◆ **DATA PROVIDED**
* Begin *

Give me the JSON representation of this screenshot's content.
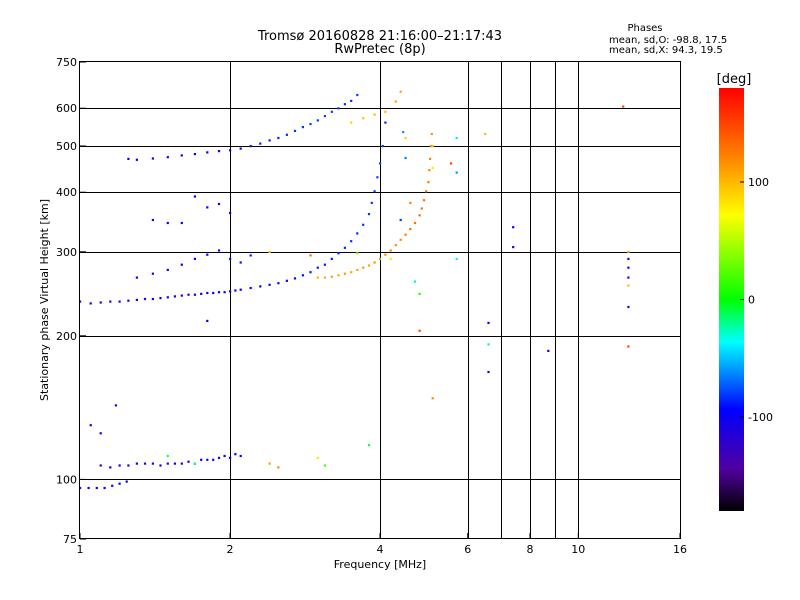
{
  "chart_data": {
    "type": "scatter",
    "title": "Tromsø 20160828 21:16:00–21:17:43",
    "subtitle": "RwPretec (8p)",
    "xlabel": "Frequency [MHz]",
    "ylabel": "Stationary phase Virtual Height [km]",
    "x_scale": "log2",
    "y_scale": "log",
    "xlim": [
      1,
      16
    ],
    "ylim": [
      75,
      750
    ],
    "x_ticks": [
      1,
      2,
      4,
      6,
      8,
      10,
      16
    ],
    "x_tick_labels": [
      "1",
      "2",
      "4",
      "6",
      "8",
      "10",
      "16"
    ],
    "x_gridlines": [
      2,
      4,
      6,
      7,
      8,
      9,
      10
    ],
    "y_ticks": [
      75,
      100,
      200,
      300,
      400,
      500,
      600,
      750
    ],
    "y_tick_labels": [
      "75",
      "100",
      "200",
      "300",
      "400",
      "500",
      "600",
      "750"
    ],
    "y_gridlines": [
      100,
      200,
      300,
      400,
      500,
      600
    ],
    "grid": true,
    "phase_stats": {
      "title": "Phases",
      "line1": "mean, sd,O: -98.8, 17.5",
      "line2": "mean, sd,X:  94.3, 19.5"
    },
    "colorbar": {
      "unit_label": "[deg]",
      "range": [
        -180,
        180
      ],
      "ticks": [
        100,
        0,
        -100
      ],
      "tick_labels": [
        "100",
        "0",
        "-100"
      ],
      "colors": [
        "#ff0000",
        "#ff8000",
        "#ffff00",
        "#00ff00",
        "#00ffff",
        "#0000ff",
        "#5000a0",
        "#000000"
      ]
    },
    "series": [
      {
        "points": [
          [
            1.0,
            96,
            -110
          ],
          [
            1.04,
            96,
            -108
          ],
          [
            1.08,
            96,
            -112
          ],
          [
            1.12,
            96,
            -104
          ],
          [
            1.16,
            97,
            -100
          ],
          [
            1.2,
            98,
            -96
          ],
          [
            1.24,
            99,
            -102
          ],
          [
            1.05,
            130,
            -100
          ],
          [
            1.1,
            125,
            -98
          ],
          [
            1.18,
            143,
            -90
          ],
          [
            1.1,
            107,
            -110
          ],
          [
            1.15,
            106,
            -105
          ],
          [
            1.2,
            107,
            -108
          ],
          [
            1.25,
            107,
            -100
          ],
          [
            1.3,
            108,
            -100
          ],
          [
            1.35,
            108,
            -104
          ],
          [
            1.4,
            108,
            -112
          ],
          [
            1.45,
            107,
            -110
          ],
          [
            1.5,
            108,
            -115
          ],
          [
            1.55,
            108,
            -108
          ],
          [
            1.6,
            108,
            -104
          ],
          [
            1.65,
            109,
            -106
          ],
          [
            1.7,
            108,
            -110
          ],
          [
            1.75,
            110,
            -100
          ],
          [
            1.8,
            110,
            -104
          ],
          [
            1.85,
            110,
            -102
          ],
          [
            1.9,
            111,
            -100
          ],
          [
            1.95,
            112,
            -96
          ],
          [
            2.0,
            111,
            -98
          ],
          [
            2.05,
            113,
            -95
          ],
          [
            2.1,
            112,
            -92
          ],
          [
            1.0,
            236,
            -120
          ],
          [
            1.05,
            234,
            -118
          ],
          [
            1.1,
            235,
            -116
          ],
          [
            1.15,
            236,
            -114
          ],
          [
            1.2,
            236,
            -110
          ],
          [
            1.25,
            237,
            -112
          ],
          [
            1.3,
            238,
            -108
          ],
          [
            1.35,
            239,
            -110
          ],
          [
            1.4,
            239,
            -110
          ],
          [
            1.45,
            240,
            -106
          ],
          [
            1.5,
            241,
            -104
          ],
          [
            1.55,
            242,
            -102
          ],
          [
            1.6,
            243,
            -100
          ],
          [
            1.65,
            244,
            -104
          ],
          [
            1.7,
            244,
            -100
          ],
          [
            1.75,
            245,
            -102
          ],
          [
            1.8,
            246,
            -100
          ],
          [
            1.85,
            246,
            -98
          ],
          [
            1.9,
            247,
            -98
          ],
          [
            1.95,
            247,
            -96
          ],
          [
            2.0,
            248,
            -100
          ],
          [
            2.05,
            249,
            -96
          ],
          [
            2.1,
            250,
            -98
          ],
          [
            2.2,
            252,
            -95
          ],
          [
            2.3,
            254,
            -95
          ],
          [
            2.4,
            256,
            -93
          ],
          [
            2.5,
            258,
            -93
          ],
          [
            2.6,
            261,
            -92
          ],
          [
            2.7,
            264,
            -92
          ],
          [
            2.8,
            268,
            -90
          ],
          [
            2.9,
            272,
            -88
          ],
          [
            3.0,
            278,
            -88
          ],
          [
            3.1,
            282,
            -86
          ],
          [
            3.2,
            290,
            -86
          ],
          [
            3.3,
            298,
            -85
          ],
          [
            3.4,
            306,
            -85
          ],
          [
            3.5,
            316,
            -84
          ],
          [
            3.6,
            328,
            -84
          ],
          [
            3.7,
            342,
            -82
          ],
          [
            3.8,
            360,
            -82
          ],
          [
            3.85,
            380,
            -80
          ],
          [
            3.9,
            402,
            -80
          ],
          [
            3.95,
            430,
            -78
          ],
          [
            4.0,
            460,
            -78
          ],
          [
            4.05,
            500,
            -80
          ],
          [
            4.1,
            560,
            -85
          ],
          [
            1.3,
            265,
            -100
          ],
          [
            1.4,
            270,
            -102
          ],
          [
            1.5,
            275,
            -98
          ],
          [
            1.6,
            282,
            -95
          ],
          [
            1.7,
            290,
            -95
          ],
          [
            1.8,
            296,
            -92
          ],
          [
            1.9,
            302,
            -92
          ],
          [
            2.0,
            290,
            -90
          ],
          [
            2.1,
            285,
            -90
          ],
          [
            2.2,
            295,
            -88
          ],
          [
            1.25,
            470,
            -100
          ],
          [
            1.3,
            468,
            -98
          ],
          [
            1.4,
            471,
            -100
          ],
          [
            1.5,
            474,
            -98
          ],
          [
            1.6,
            478,
            -96
          ],
          [
            1.7,
            481,
            -95
          ],
          [
            1.8,
            485,
            -95
          ],
          [
            1.9,
            488,
            -93
          ],
          [
            2.0,
            490,
            -92
          ],
          [
            2.1,
            494,
            -92
          ],
          [
            2.2,
            500,
            -90
          ],
          [
            2.3,
            506,
            -88
          ],
          [
            2.4,
            514,
            -88
          ],
          [
            2.5,
            520,
            -85
          ],
          [
            2.6,
            528,
            -85
          ],
          [
            2.7,
            538,
            -82
          ],
          [
            2.8,
            548,
            -82
          ],
          [
            2.9,
            556,
            -80
          ],
          [
            3.0,
            566,
            -80
          ],
          [
            3.1,
            578,
            -78
          ],
          [
            3.2,
            590,
            -80
          ],
          [
            3.3,
            600,
            -78
          ],
          [
            3.4,
            612,
            -82
          ],
          [
            3.5,
            622,
            -85
          ],
          [
            3.6,
            640,
            -80
          ],
          [
            1.4,
            350,
            -100
          ],
          [
            1.5,
            345,
            -96
          ],
          [
            1.6,
            345,
            -92
          ],
          [
            1.7,
            392,
            -100
          ],
          [
            1.8,
            372,
            -98
          ],
          [
            1.9,
            378,
            -95
          ],
          [
            2.0,
            362,
            -92
          ],
          [
            1.8,
            215,
            -100
          ],
          [
            1.7,
            108,
            -20
          ],
          [
            1.5,
            112,
            -20
          ],
          [
            2.4,
            108,
            110
          ],
          [
            2.5,
            106,
            120
          ],
          [
            3.0,
            111,
            80
          ],
          [
            3.1,
            107,
            20
          ],
          [
            3.8,
            118,
            -10
          ],
          [
            4.45,
            535,
            -60
          ],
          [
            4.5,
            472,
            -65
          ],
          [
            4.4,
            350,
            -80
          ],
          [
            4.7,
            260,
            -20
          ],
          [
            4.8,
            245,
            10
          ],
          [
            5.7,
            520,
            -40
          ],
          [
            5.7,
            440,
            -60
          ],
          [
            6.6,
            213,
            -100
          ],
          [
            6.6,
            192,
            -20
          ],
          [
            6.6,
            168,
            -100
          ],
          [
            7.4,
            338,
            -100
          ],
          [
            7.4,
            307,
            -100
          ],
          [
            8.7,
            186,
            -100
          ],
          [
            12.6,
            290,
            -110
          ],
          [
            12.6,
            278,
            -110
          ],
          [
            12.6,
            265,
            -120
          ],
          [
            12.6,
            230,
            -120
          ],
          [
            5.1,
            148,
            120
          ],
          [
            5.7,
            290,
            -40
          ]
        ]
      },
      {
        "points": [
          [
            3.0,
            265,
            100
          ],
          [
            3.1,
            265,
            105
          ],
          [
            3.2,
            266,
            110
          ],
          [
            3.3,
            268,
            108
          ],
          [
            3.4,
            270,
            112
          ],
          [
            3.5,
            272,
            110
          ],
          [
            3.6,
            275,
            108
          ],
          [
            3.7,
            278,
            112
          ],
          [
            3.8,
            281,
            110
          ],
          [
            3.9,
            285,
            115
          ],
          [
            4.0,
            290,
            112
          ],
          [
            4.1,
            296,
            118
          ],
          [
            4.2,
            302,
            120
          ],
          [
            4.3,
            310,
            115
          ],
          [
            4.4,
            318,
            118
          ],
          [
            4.5,
            326,
            125
          ],
          [
            4.6,
            335,
            130
          ],
          [
            4.7,
            345,
            128
          ],
          [
            4.8,
            358,
            132
          ],
          [
            4.85,
            370,
            130
          ],
          [
            4.9,
            385,
            130
          ],
          [
            4.95,
            402,
            128
          ],
          [
            5.0,
            420,
            125
          ],
          [
            5.02,
            445,
            122
          ],
          [
            5.04,
            470,
            120
          ],
          [
            5.06,
            500,
            118
          ],
          [
            5.08,
            530,
            115
          ],
          [
            3.5,
            560,
            90
          ],
          [
            3.7,
            572,
            95
          ],
          [
            3.9,
            582,
            100
          ],
          [
            4.1,
            590,
            100
          ],
          [
            4.3,
            620,
            108
          ],
          [
            4.4,
            650,
            110
          ],
          [
            4.2,
            290,
            60
          ],
          [
            3.6,
            298,
            40
          ],
          [
            4.8,
            205,
            150
          ],
          [
            5.1,
            450,
            60
          ],
          [
            5.1,
            500,
            100
          ],
          [
            4.5,
            520,
            90
          ],
          [
            4.6,
            380,
            120
          ],
          [
            2.9,
            295,
            130
          ],
          [
            2.4,
            300,
            100
          ],
          [
            6.5,
            530,
            100
          ],
          [
            12.3,
            605,
            150
          ],
          [
            12.6,
            190,
            150
          ],
          [
            12.6,
            300,
            110
          ],
          [
            12.6,
            255,
            100
          ],
          [
            5.55,
            460,
            150
          ]
        ]
      }
    ]
  }
}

* End *

◆ **GIVEN REQUEST**
Using the listing above, gather each line that holds the string "mean" and copy it.

◆ **SOLUTION TO THE EXERCISE**
      "line1": "mean, sd,O: -98.8, 17.5",
      "line2": "mean, sd,X:  94.3, 19.5"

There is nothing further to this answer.